> **Goal**
Scan the data below for the string "airbags". Copy every line where it appears.

(Data entries)
+ + + + +

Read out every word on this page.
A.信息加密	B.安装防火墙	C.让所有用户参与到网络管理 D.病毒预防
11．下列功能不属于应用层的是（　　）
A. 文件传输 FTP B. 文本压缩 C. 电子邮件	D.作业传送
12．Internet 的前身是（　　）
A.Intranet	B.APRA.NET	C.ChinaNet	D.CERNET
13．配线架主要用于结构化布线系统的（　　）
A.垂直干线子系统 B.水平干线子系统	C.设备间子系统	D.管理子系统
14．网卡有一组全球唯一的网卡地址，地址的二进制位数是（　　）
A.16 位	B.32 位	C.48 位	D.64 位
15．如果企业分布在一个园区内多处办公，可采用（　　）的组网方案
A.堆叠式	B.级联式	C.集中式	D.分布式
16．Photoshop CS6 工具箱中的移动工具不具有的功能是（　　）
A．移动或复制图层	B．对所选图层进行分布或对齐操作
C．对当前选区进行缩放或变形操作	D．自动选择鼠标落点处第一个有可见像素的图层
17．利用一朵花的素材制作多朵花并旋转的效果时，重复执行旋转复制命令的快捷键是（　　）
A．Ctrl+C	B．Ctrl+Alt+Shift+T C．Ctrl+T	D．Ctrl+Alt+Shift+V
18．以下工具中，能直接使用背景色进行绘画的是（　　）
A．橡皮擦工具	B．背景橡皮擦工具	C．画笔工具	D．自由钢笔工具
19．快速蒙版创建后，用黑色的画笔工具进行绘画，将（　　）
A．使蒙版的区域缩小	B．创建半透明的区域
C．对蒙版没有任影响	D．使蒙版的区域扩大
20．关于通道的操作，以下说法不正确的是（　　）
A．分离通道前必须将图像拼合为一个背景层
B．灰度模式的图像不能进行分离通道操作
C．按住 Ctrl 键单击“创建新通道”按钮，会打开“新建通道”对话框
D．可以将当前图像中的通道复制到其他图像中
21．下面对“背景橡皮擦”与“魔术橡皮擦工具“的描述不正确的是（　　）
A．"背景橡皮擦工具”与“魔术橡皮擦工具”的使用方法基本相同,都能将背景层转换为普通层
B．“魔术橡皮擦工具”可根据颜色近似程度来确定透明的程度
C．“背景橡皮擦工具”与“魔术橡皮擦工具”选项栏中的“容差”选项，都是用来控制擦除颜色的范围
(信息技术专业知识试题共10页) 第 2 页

+ + + + +

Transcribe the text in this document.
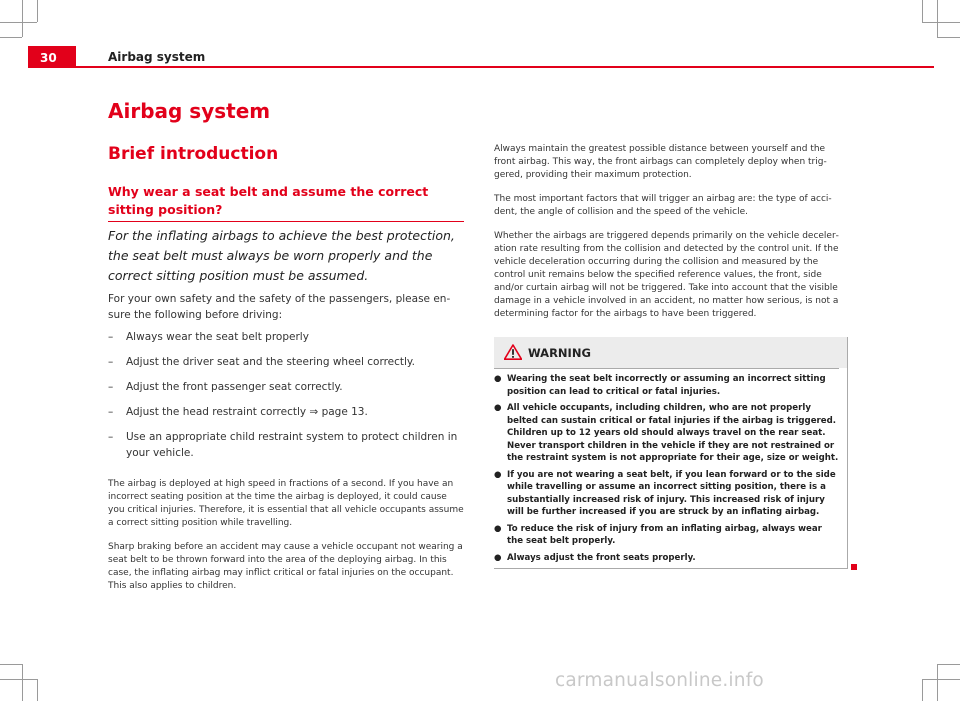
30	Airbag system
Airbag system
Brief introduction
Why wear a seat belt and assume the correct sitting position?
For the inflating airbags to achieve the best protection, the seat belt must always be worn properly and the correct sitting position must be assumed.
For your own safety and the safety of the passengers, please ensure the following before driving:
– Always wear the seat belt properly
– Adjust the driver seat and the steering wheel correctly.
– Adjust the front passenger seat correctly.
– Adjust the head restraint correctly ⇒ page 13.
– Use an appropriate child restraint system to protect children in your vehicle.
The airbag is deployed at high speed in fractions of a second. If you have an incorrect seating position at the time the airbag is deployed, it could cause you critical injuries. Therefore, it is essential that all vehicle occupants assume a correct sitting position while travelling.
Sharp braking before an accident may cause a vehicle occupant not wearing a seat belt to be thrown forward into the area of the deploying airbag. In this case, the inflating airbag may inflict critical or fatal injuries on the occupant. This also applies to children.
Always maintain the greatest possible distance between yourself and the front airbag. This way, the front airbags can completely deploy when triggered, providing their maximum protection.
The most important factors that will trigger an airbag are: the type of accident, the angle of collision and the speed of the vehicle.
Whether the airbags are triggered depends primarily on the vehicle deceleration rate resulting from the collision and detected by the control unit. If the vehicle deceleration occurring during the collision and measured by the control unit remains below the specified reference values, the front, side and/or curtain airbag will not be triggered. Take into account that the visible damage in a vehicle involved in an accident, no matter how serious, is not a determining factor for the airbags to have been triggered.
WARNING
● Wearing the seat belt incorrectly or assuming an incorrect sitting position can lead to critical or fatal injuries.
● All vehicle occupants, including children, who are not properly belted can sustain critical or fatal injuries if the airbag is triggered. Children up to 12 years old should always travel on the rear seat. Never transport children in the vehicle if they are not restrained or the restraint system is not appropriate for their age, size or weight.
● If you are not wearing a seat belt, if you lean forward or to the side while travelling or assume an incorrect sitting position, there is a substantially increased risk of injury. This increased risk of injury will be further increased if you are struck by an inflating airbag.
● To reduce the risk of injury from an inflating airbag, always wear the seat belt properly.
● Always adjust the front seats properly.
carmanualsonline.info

+ + + + +

> **Result below**
For the inflating airbags to achieve the best protection, the seat belt must always be worn properly and the correct sitting position must be assumed.
Always maintain the greatest possible distance between yourself and the front airbag. This way, the front airbags can completely deploy when triggered, providing their maximum protection.
Whether the airbags are triggered depends primarily on the vehicle deceleration rate resulting from the collision and detected by the control unit. If the vehicle deceleration occurring during the collision and measured by the control unit remains below the specified reference values, the front, side and/or curtain airbag will not be triggered. Take into account that the visible damage in a vehicle involved in an accident, no matter how serious, is not a determining factor for the airbags to have been triggered.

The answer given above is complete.